**Exercise data**
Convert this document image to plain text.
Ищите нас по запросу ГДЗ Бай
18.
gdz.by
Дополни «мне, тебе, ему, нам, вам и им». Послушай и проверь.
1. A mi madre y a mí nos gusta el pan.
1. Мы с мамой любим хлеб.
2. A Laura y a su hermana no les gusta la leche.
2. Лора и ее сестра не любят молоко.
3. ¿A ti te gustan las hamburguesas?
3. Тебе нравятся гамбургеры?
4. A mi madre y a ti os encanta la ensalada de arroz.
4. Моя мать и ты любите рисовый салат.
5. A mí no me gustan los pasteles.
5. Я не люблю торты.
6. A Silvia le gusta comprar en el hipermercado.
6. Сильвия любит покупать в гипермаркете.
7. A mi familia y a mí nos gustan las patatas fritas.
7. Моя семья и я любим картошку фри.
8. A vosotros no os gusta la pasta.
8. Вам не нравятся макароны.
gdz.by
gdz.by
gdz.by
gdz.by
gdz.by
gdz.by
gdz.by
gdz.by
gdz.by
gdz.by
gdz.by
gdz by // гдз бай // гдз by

**Exercise task**
Your task is to reproduce all of the records exactly.

**Correct output**
Convert this document image to plain text.
Ищите нас по запросу ГДЗ Бай
18.
gdz.by
Дополни «мне, тебе, ему, нам, вам и им». Послушай и проверь.
1. A mi madre y a mí nos gusta el pan.
1. Мы с мамой любим хлеб.
2. A Laura y a su hermana no les gusta la leche.
2. Лора и ее сестра не любят молоко.
3. ¿A ti te gustan las hamburguesas?
3. Тебе нравятся гамбургеры?
4. A mi madre y a ti os encanta la ensalada de arroz.
4. Моя мать и ты любите рисовый салат.
5. A mí no me gustan los pasteles.
5. Я не люблю торты.
6. A Silvia le gusta comprar en el hipermercado.
6. Сильвия любит покупать в гипермаркете.
7. A mi familia y a mí nos gustan las patatas fritas.
7. Моя семья и я любим картошку фри.
8. A vosotros no os gusta la pasta.
8. Вам не нравятся макароны.
gdz.by
gdz.by
gdz.by
gdz.by
gdz.by
gdz.by
gdz.by
gdz.by
gdz.by
gdz.by
gdz.by
gdz by // гдз бай // гдз by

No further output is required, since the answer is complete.